> **Aim of the exercise**
Lines containing the word "opposite" are the ones to copy from the records below.

> **Supplied entries**
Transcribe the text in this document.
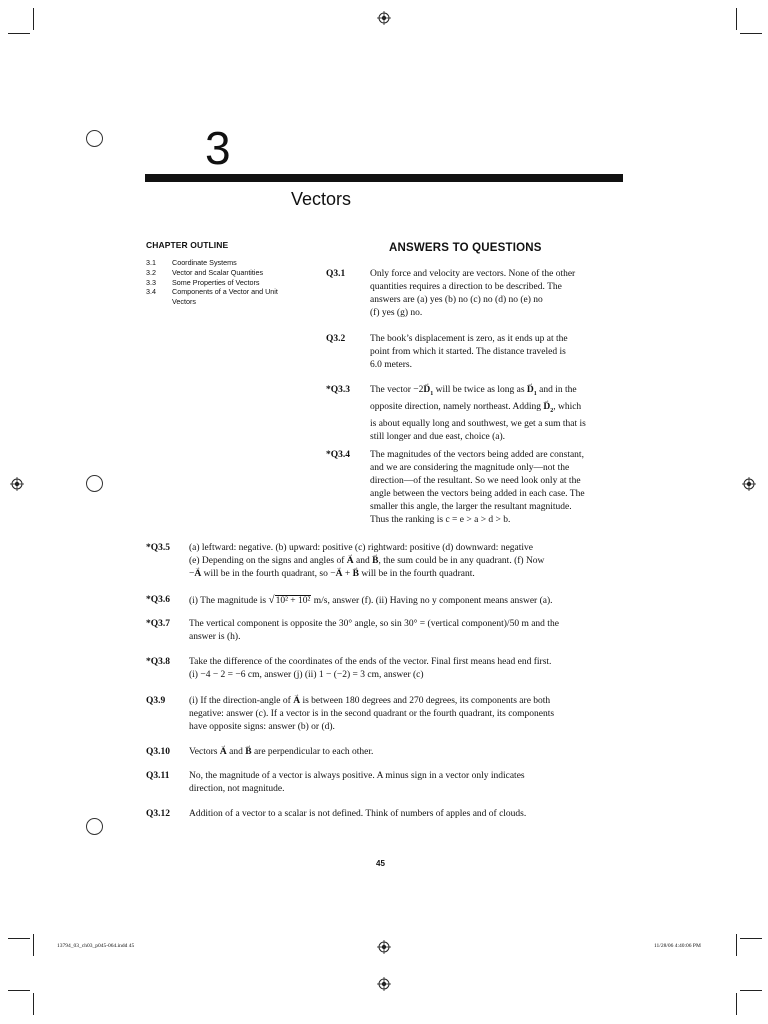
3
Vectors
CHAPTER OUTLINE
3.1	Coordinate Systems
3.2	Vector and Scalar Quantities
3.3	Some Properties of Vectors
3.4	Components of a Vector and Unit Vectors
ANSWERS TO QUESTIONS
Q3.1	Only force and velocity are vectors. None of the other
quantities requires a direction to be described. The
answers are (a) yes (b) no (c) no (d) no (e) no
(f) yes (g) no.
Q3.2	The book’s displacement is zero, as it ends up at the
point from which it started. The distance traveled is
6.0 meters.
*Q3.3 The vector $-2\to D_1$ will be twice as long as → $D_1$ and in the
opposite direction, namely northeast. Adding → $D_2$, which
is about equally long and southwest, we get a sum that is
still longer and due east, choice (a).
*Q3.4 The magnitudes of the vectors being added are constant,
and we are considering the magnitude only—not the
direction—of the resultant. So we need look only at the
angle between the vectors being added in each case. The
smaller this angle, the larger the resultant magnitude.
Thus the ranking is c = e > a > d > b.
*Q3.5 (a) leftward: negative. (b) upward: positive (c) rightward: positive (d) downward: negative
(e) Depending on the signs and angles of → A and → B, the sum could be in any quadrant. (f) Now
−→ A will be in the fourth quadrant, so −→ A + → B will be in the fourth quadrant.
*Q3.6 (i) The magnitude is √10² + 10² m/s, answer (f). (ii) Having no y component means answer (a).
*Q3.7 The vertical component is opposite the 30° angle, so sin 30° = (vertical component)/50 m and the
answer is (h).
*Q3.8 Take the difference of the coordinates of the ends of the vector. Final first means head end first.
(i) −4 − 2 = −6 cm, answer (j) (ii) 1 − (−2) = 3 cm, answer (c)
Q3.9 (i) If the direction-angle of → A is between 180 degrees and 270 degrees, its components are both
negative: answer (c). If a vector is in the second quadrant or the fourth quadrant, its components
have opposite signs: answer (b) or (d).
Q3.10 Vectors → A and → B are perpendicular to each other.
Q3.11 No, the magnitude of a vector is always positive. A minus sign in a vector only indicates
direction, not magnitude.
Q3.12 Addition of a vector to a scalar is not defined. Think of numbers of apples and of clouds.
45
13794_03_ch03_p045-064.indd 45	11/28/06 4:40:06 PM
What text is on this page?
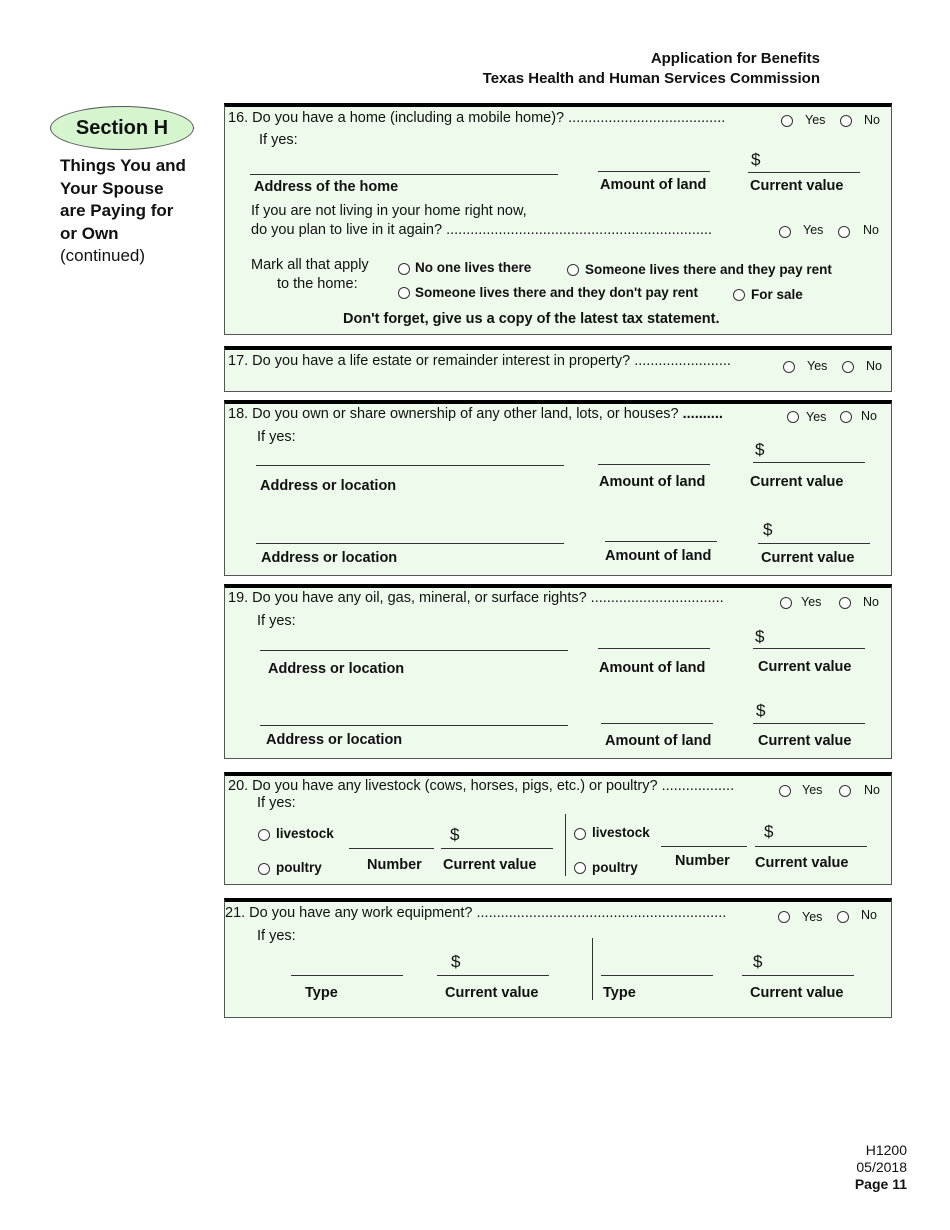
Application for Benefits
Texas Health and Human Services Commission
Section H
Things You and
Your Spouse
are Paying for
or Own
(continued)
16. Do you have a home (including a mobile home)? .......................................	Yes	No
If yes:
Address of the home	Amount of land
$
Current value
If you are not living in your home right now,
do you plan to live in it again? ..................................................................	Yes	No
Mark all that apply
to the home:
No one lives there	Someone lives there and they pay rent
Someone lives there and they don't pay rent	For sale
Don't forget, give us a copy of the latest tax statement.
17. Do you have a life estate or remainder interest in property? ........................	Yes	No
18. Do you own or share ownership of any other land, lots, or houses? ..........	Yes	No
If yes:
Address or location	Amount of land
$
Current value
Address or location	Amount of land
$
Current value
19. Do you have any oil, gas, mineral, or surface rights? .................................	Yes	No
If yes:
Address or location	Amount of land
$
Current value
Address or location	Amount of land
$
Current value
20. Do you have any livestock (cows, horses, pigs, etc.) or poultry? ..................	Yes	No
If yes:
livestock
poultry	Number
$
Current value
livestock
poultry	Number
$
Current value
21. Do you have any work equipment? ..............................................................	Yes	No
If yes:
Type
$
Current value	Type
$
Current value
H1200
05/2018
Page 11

> **Reply**
opposite direction, namely northeast. Adding → $D_2$, which
*Q3.7 The vertical component is opposite the 30° angle, so sin 30° = (vertical component)/50 m and the
have opposite signs: answer (b) or (d).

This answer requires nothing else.